▶ Figure data in JSON:
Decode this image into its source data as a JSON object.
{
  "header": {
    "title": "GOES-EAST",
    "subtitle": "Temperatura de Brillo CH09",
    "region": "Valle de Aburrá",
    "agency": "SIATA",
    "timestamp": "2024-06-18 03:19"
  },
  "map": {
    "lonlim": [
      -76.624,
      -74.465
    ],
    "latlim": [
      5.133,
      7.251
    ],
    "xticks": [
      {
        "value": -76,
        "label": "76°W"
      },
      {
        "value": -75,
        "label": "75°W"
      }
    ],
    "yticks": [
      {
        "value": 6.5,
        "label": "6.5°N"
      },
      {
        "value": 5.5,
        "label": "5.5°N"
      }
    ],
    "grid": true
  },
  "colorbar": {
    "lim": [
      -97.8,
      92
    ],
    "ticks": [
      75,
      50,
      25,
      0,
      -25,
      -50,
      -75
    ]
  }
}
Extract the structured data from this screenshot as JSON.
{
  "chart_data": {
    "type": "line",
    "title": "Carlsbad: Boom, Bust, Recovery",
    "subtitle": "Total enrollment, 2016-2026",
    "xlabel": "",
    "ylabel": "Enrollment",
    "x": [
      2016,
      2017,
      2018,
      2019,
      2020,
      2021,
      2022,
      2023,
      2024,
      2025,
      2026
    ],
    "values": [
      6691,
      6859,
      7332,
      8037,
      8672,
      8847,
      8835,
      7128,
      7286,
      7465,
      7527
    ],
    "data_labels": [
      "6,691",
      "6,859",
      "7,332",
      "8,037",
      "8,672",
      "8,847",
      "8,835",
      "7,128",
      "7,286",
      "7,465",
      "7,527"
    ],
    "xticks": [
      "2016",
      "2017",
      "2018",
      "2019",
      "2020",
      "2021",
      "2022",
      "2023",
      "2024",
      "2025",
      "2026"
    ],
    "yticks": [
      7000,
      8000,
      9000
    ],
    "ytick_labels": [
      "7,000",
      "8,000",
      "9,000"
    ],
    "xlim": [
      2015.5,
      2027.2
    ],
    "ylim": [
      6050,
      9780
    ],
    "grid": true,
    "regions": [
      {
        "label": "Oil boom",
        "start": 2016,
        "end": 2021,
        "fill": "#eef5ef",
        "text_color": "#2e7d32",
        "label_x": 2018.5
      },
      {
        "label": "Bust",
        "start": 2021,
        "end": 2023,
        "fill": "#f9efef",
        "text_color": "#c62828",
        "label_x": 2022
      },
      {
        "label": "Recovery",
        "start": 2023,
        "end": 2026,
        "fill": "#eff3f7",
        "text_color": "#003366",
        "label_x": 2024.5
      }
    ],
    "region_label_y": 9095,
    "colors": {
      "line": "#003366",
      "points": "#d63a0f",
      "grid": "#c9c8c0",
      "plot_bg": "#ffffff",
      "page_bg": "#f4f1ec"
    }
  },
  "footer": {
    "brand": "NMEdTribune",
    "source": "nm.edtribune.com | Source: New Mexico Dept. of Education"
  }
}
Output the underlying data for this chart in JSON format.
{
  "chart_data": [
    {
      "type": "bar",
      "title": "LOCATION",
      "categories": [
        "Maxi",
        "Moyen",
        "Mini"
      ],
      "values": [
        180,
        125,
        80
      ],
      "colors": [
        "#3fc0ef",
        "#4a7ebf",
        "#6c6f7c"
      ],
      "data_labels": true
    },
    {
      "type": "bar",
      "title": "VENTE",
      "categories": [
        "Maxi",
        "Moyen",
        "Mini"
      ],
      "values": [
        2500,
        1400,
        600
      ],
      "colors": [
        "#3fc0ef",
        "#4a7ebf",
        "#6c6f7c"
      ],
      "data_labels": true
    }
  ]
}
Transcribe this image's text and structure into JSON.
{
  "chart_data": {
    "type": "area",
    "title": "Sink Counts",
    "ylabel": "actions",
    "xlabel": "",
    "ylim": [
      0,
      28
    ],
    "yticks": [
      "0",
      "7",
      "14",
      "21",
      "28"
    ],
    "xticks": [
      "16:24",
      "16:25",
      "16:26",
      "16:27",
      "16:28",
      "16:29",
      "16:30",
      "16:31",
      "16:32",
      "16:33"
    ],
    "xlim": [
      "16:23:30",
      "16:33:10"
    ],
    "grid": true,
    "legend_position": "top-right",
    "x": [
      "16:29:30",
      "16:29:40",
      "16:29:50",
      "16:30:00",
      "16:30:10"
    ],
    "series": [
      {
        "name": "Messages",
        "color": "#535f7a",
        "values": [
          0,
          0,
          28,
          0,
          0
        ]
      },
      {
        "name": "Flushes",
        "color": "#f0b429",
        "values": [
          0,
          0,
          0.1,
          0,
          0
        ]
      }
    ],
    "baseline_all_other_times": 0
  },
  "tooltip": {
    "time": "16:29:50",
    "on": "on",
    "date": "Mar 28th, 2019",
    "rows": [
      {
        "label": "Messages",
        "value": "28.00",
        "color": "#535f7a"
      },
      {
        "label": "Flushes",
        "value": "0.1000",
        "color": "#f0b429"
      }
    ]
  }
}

▶ Stated goal: Copy every line of the records word for word.

▶ Complete response:
Decode this image into its source data as a JSON object.
{
  "header": {
    "title": "GOES-EAST",
    "subtitle": "Temperatura de Brillo CH09",
    "region": "Valle de Aburrá",
    "agency": "SIATA",
    "timestamp": "2024-06-18 03:19"
  },
  "map": {
    "lonlim": [
      -76.624,
      -74.465
    ],
    "latlim": [
      5.133,
      7.251
    ],
    "xticks": [
      {
        "value": -76,
        "label": "76°W"
      },
      {
        "value": -75,
        "label": "75°W"
      }
    ],
    "yticks": [
      {
        "value": 6.5,
        "label": "6.5°N"
      },
      {
        "value": 5.5,
        "label": "5.5°N"
      }
    ],
    "grid": true
  },
  "colorbar": {
    "lim": [
      -97.8,
      92
    ],
    "ticks": [
      75,
      50,
      25,
      0,
      -25,
      -50,
      -75
    ]
  }
}
Extract the structured data from this screenshot as JSON.
{
  "chart_data": {
    "type": "line",
    "title": "Carlsbad: Boom, Bust, Recovery",
    "subtitle": "Total enrollment, 2016-2026",
    "xlabel": "",
    "ylabel": "Enrollment",
    "x": [
      2016,
      2017,
      2018,
      2019,
      2020,
      2021,
      2022,
      2023,
      2024,
      2025,
      2026
    ],
    "values": [
      6691,
      6859,
      7332,
      8037,
      8672,
      8847,
      8835,
      7128,
      7286,
      7465,
      7527
    ],
    "data_labels": [
      "6,691",
      "6,859",
      "7,332",
      "8,037",
      "8,672",
      "8,847",
      "8,835",
      "7,128",
      "7,286",
      "7,465",
      "7,527"
    ],
    "xticks": [
      "2016",
      "2017",
      "2018",
      "2019",
      "2020",
      "2021",
      "2022",
      "2023",
      "2024",
      "2025",
      "2026"
    ],
    "yticks": [
      7000,
      8000,
      9000
    ],
    "ytick_labels": [
      "7,000",
      "8,000",
      "9,000"
    ],
    "xlim": [
      2015.5,
      2027.2
    ],
    "ylim": [
      6050,
      9780
    ],
    "grid": true,
    "regions": [
      {
        "label": "Oil boom",
        "start": 2016,
        "end": 2021,
        "fill": "#eef5ef",
        "text_color": "#2e7d32",
        "label_x": 2018.5
      },
      {
        "label": "Bust",
        "start": 2021,
        "end": 2023,
        "fill": "#f9efef",
        "text_color": "#c62828",
        "label_x": 2022
      },
      {
        "label": "Recovery",
        "start": 2023,
        "end": 2026,
        "fill": "#eff3f7",
        "text_color": "#003366",
        "label_x": 2024.5
      }
    ],
    "region_label_y": 9095,
    "colors": {
      "line": "#003366",
      "points": "#d63a0f",
      "grid": "#c9c8c0",
      "plot_bg": "#ffffff",
      "page_bg": "#f4f1ec"
    }
  },
  "footer": {
    "brand": "NMEdTribune",
    "source": "nm.edtribune.com | Source: New Mexico Dept. of Education"
  }
}
Output the underlying data for this chart in JSON format.
{
  "chart_data": [
    {
      "type": "bar",
      "title": "LOCATION",
      "categories": [
        "Maxi",
        "Moyen",
        "Mini"
      ],
      "values": [
        180,
        125,
        80
      ],
      "colors": [
        "#3fc0ef",
        "#4a7ebf",
        "#6c6f7c"
      ],
      "data_labels": true
    },
    {
      "type": "bar",
      "title": "VENTE",
      "categories": [
        "Maxi",
        "Moyen",
        "Mini"
      ],
      "values": [
        2500,
        1400,
        600
      ],
      "colors": [
        "#3fc0ef",
        "#4a7ebf",
        "#6c6f7c"
      ],
      "data_labels": true
    }
  ]
}
Transcribe this image's text and structure into JSON.
{
  "chart_data": {
    "type": "area",
    "title": "Sink Counts",
    "ylabel": "actions",
    "xlabel": "",
    "ylim": [
      0,
      28
    ],
    "yticks": [
      "0",
      "7",
      "14",
      "21",
      "28"
    ],
    "xticks": [
      "16:24",
      "16:25",
      "16:26",
      "16:27",
      "16:28",
      "16:29",
      "16:30",
      "16:31",
      "16:32",
      "16:33"
    ],
    "xlim": [
      "16:23:30",
      "16:33:10"
    ],
    "grid": true,
    "legend_position": "top-right",
    "x": [
      "16:29:30",
      "16:29:40",
      "16:29:50",
      "16:30:00",
      "16:30:10"
    ],
    "series": [
      {
        "name": "Messages",
        "color": "#535f7a",
        "values": [
          0,
          0,
          28,
          0,
          0
        ]
      },
      {
        "name": "Flushes",
        "color": "#f0b429",
        "values": [
          0,
          0,
          0.1,
          0,
          0
        ]
      }
    ],
    "baseline_all_other_times": 0
  },
  "tooltip": {
    "time": "16:29:50",
    "on": "on",
    "date": "Mar 28th, 2019",
    "rows": [
      {
        "label": "Messages",
        "value": "28.00",
        "color": "#535f7a"
      },
      {
        "label": "Flushes",
        "value": "0.1000",
        "color": "#f0b429"
      }
    ]
  }
}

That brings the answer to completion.